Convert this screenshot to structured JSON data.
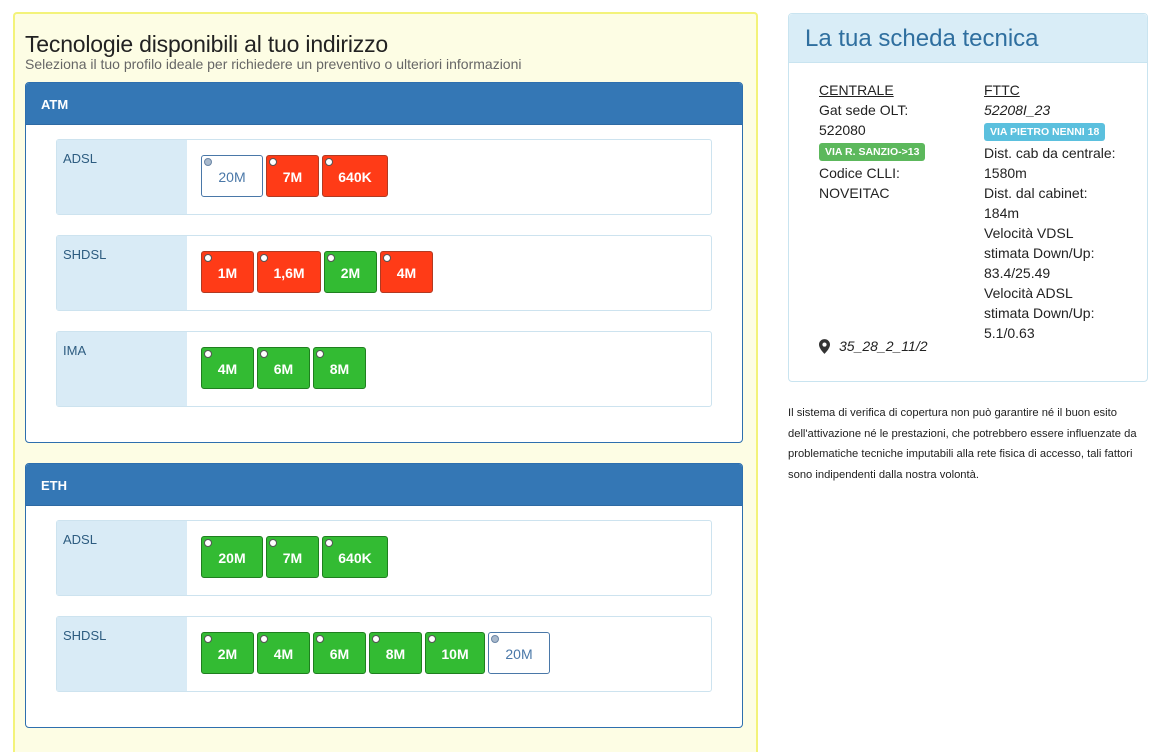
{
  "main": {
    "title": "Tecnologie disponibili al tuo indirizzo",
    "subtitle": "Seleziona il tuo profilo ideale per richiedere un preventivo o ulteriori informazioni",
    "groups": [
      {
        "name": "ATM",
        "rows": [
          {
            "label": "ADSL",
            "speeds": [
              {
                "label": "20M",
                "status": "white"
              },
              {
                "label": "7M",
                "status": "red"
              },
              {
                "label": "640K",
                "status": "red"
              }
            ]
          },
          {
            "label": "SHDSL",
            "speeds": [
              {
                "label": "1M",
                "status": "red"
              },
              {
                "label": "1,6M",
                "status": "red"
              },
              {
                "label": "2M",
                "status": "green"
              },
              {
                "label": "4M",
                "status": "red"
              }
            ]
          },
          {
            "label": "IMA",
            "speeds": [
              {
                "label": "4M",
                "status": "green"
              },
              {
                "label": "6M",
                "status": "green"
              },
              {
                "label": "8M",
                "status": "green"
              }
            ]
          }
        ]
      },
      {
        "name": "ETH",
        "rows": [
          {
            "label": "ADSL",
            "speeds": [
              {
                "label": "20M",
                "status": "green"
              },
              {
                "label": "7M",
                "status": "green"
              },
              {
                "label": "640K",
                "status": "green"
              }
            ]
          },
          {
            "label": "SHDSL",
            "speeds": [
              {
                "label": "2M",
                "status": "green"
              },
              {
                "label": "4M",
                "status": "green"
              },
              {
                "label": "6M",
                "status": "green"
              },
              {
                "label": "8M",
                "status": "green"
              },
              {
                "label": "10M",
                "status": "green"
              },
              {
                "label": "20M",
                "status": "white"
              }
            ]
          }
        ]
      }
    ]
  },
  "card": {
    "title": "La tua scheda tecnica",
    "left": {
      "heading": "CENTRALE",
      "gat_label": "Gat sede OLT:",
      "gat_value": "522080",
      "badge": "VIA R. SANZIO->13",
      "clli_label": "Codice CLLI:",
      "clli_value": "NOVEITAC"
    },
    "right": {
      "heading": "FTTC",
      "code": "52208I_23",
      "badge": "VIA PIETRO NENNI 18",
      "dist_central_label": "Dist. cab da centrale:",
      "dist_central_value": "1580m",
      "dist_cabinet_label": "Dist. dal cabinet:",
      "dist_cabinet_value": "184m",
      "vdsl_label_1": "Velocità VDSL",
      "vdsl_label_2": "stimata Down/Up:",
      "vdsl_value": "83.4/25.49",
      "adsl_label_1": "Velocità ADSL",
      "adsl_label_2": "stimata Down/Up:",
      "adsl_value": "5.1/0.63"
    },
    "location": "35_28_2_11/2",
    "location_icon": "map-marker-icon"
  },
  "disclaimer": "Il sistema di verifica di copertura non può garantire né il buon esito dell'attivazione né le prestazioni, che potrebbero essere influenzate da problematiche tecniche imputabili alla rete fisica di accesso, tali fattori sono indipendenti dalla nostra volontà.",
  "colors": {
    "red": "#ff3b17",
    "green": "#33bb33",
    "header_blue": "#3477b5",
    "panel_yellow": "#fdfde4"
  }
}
########
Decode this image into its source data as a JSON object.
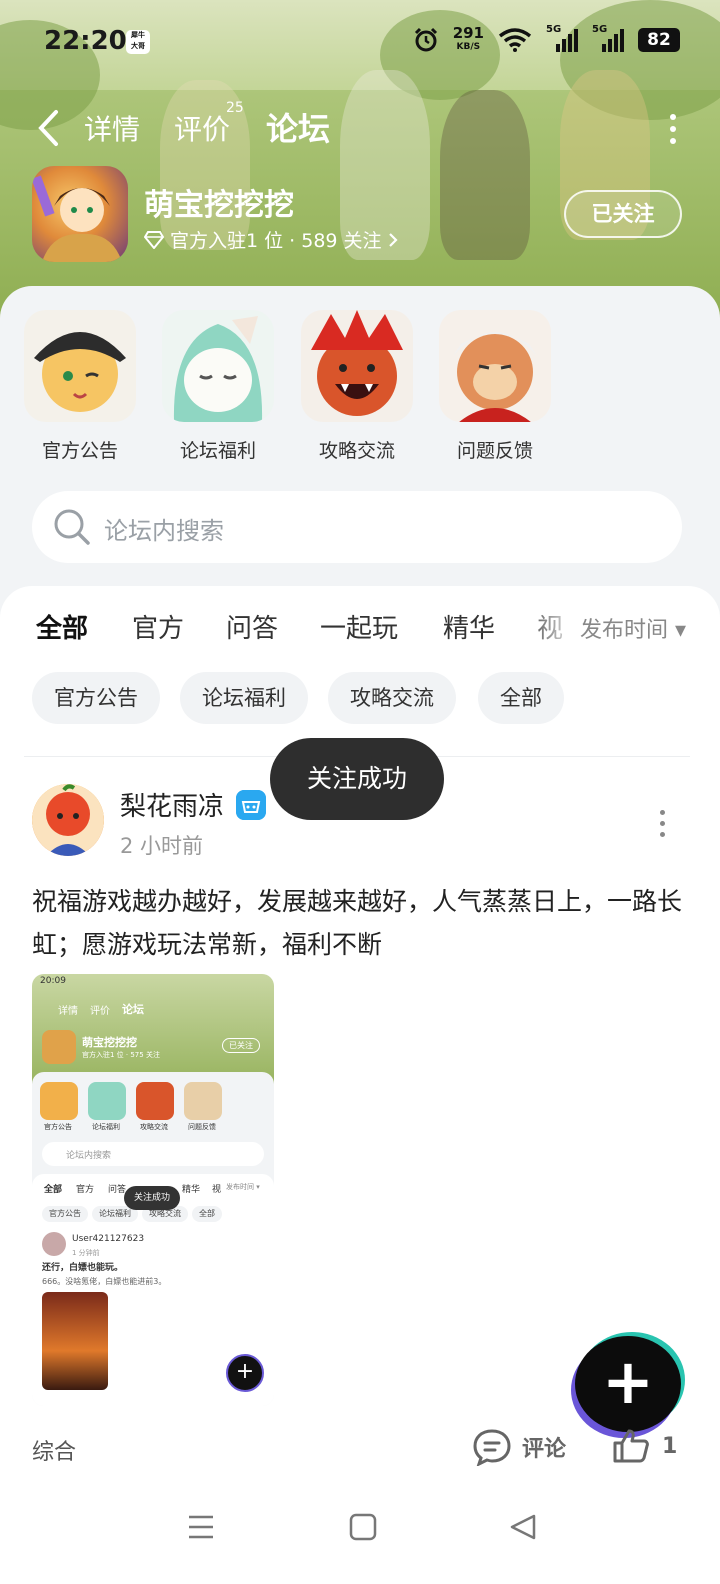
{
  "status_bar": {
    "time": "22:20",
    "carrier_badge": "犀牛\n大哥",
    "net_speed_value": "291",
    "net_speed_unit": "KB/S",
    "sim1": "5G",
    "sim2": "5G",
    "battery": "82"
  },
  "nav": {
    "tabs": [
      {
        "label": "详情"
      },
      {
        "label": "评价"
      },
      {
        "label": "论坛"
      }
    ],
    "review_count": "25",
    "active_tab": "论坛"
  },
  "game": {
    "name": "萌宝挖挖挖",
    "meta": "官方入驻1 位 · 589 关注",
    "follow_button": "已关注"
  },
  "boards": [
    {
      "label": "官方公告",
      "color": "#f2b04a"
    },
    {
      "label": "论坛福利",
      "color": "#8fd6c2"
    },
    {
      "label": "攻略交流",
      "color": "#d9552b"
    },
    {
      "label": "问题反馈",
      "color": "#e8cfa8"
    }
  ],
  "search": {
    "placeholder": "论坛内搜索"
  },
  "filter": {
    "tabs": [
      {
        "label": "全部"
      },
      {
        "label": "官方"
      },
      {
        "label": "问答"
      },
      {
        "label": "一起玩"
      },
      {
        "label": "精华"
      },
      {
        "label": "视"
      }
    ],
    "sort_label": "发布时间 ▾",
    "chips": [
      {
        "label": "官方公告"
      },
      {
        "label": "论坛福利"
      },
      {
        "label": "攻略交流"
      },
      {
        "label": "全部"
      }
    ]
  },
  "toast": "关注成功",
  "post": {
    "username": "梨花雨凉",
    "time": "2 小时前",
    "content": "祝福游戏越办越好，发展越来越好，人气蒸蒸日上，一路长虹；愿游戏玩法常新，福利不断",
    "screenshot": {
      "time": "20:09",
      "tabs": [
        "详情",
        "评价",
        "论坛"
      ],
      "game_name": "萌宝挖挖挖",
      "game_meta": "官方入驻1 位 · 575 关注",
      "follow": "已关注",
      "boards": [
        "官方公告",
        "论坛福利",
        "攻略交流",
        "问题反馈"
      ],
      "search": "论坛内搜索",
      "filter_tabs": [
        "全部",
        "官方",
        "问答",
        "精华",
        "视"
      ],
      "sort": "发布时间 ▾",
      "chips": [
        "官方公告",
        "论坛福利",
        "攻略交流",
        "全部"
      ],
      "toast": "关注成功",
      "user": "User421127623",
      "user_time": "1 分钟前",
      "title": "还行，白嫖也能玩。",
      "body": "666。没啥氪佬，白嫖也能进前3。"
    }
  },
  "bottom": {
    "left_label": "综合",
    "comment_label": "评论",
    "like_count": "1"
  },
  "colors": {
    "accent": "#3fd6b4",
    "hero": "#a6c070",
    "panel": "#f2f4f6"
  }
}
########
Work out how many lines of the listing above include the word "data". Report only the number.

**Problem solution**
2